■ **What is expected**: Find the lines containing "本大题共" and say how many there are, with no other words.

■ **Material shown**:
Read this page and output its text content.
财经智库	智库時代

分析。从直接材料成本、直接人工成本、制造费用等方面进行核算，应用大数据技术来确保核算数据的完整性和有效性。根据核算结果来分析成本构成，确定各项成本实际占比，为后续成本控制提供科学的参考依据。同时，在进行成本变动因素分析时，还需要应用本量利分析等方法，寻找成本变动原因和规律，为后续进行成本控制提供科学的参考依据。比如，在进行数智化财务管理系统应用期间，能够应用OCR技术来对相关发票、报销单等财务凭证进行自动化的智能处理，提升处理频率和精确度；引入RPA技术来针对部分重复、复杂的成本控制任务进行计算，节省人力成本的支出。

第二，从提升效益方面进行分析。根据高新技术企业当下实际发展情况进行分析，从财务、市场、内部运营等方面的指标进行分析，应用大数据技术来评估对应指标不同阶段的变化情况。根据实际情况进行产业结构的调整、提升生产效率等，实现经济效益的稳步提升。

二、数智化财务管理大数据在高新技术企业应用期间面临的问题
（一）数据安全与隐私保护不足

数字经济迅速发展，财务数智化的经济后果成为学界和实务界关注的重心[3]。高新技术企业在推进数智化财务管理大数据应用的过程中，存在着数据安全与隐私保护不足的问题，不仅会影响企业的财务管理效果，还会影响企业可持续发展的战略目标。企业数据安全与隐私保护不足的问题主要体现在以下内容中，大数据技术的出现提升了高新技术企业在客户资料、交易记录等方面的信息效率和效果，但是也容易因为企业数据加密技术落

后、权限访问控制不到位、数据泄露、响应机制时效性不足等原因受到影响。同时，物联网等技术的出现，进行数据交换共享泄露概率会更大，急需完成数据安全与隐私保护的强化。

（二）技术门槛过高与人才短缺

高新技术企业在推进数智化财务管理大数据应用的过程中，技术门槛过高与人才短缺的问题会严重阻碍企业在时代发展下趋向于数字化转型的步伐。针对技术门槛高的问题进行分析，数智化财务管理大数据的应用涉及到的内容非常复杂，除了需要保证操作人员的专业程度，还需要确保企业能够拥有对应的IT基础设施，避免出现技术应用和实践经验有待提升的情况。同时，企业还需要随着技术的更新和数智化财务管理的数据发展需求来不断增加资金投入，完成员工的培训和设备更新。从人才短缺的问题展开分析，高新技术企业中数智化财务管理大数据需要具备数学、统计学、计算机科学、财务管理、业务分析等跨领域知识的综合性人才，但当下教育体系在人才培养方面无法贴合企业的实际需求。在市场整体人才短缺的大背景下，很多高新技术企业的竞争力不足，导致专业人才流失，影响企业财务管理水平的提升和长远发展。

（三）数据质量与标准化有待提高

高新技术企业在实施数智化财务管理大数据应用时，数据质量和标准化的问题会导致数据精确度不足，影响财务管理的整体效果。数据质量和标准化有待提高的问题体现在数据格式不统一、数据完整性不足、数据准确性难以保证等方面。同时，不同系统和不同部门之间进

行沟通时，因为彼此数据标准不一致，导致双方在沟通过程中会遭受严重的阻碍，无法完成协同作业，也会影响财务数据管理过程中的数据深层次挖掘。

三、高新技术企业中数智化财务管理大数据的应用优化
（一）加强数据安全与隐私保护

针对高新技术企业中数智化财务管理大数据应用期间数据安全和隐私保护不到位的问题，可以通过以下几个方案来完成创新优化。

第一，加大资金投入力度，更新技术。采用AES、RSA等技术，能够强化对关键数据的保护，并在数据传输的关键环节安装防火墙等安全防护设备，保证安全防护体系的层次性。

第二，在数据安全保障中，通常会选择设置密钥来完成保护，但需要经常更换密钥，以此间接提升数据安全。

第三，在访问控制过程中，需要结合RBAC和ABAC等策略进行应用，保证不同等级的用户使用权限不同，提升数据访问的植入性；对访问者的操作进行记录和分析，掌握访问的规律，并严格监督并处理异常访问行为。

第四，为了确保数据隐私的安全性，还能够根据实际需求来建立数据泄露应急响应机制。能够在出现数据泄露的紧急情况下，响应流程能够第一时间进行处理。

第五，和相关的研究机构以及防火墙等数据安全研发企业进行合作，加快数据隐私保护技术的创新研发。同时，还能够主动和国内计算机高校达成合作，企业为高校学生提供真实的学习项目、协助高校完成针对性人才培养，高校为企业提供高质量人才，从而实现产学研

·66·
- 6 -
...
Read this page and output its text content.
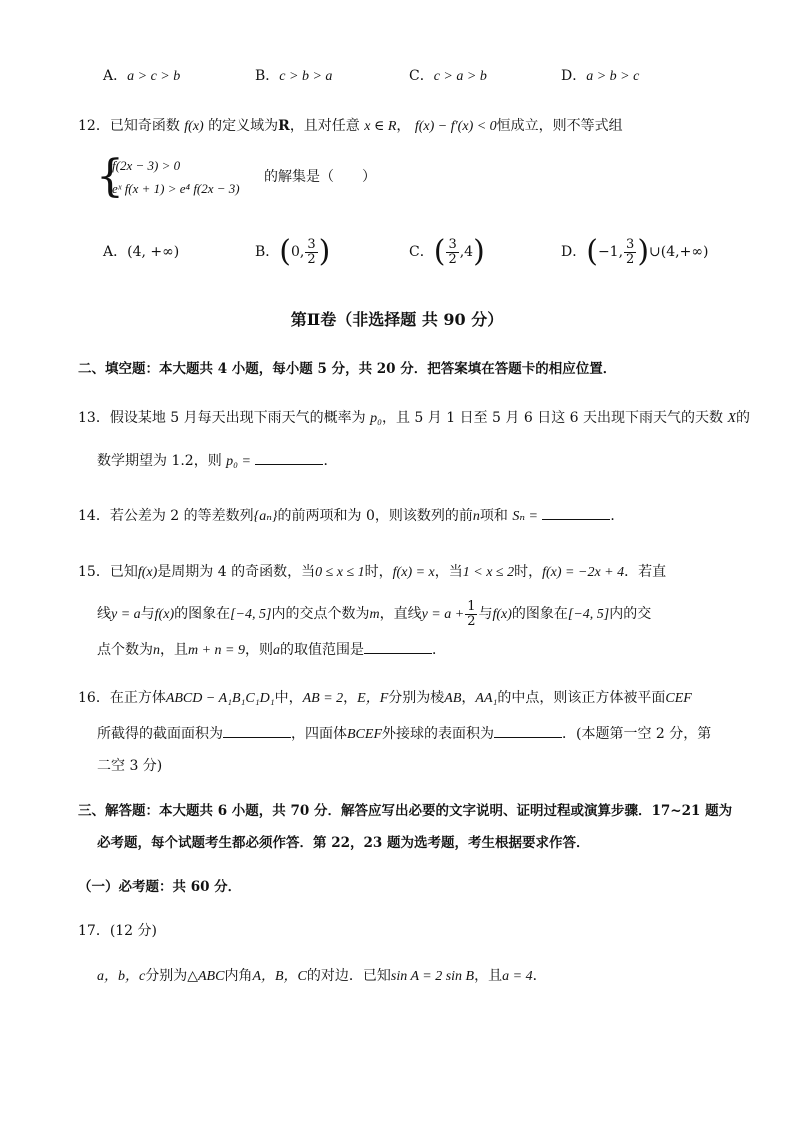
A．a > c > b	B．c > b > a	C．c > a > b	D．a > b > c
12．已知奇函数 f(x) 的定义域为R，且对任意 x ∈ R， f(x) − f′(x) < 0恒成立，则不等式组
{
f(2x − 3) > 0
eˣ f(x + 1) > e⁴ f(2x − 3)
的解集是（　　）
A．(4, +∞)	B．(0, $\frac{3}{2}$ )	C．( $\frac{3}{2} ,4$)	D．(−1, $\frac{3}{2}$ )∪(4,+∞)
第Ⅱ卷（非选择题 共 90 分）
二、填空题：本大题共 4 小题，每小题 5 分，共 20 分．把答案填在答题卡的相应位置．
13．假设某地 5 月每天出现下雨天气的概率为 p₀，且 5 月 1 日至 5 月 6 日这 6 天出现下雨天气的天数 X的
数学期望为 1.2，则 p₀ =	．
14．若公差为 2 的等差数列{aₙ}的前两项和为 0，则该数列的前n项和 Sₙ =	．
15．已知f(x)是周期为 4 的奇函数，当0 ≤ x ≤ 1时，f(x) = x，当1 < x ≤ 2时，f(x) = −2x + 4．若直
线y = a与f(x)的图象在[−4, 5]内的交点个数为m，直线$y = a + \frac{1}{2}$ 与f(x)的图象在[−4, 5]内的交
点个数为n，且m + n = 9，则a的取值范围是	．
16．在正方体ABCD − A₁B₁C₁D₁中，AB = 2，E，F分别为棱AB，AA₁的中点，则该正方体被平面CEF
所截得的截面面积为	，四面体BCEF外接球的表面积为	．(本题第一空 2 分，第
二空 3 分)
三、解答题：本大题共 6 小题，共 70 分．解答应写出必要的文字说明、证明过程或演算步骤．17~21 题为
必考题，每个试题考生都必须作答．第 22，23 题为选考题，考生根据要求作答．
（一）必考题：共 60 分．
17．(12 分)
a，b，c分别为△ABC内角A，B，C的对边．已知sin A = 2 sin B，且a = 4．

■ **Answer for the task**: 2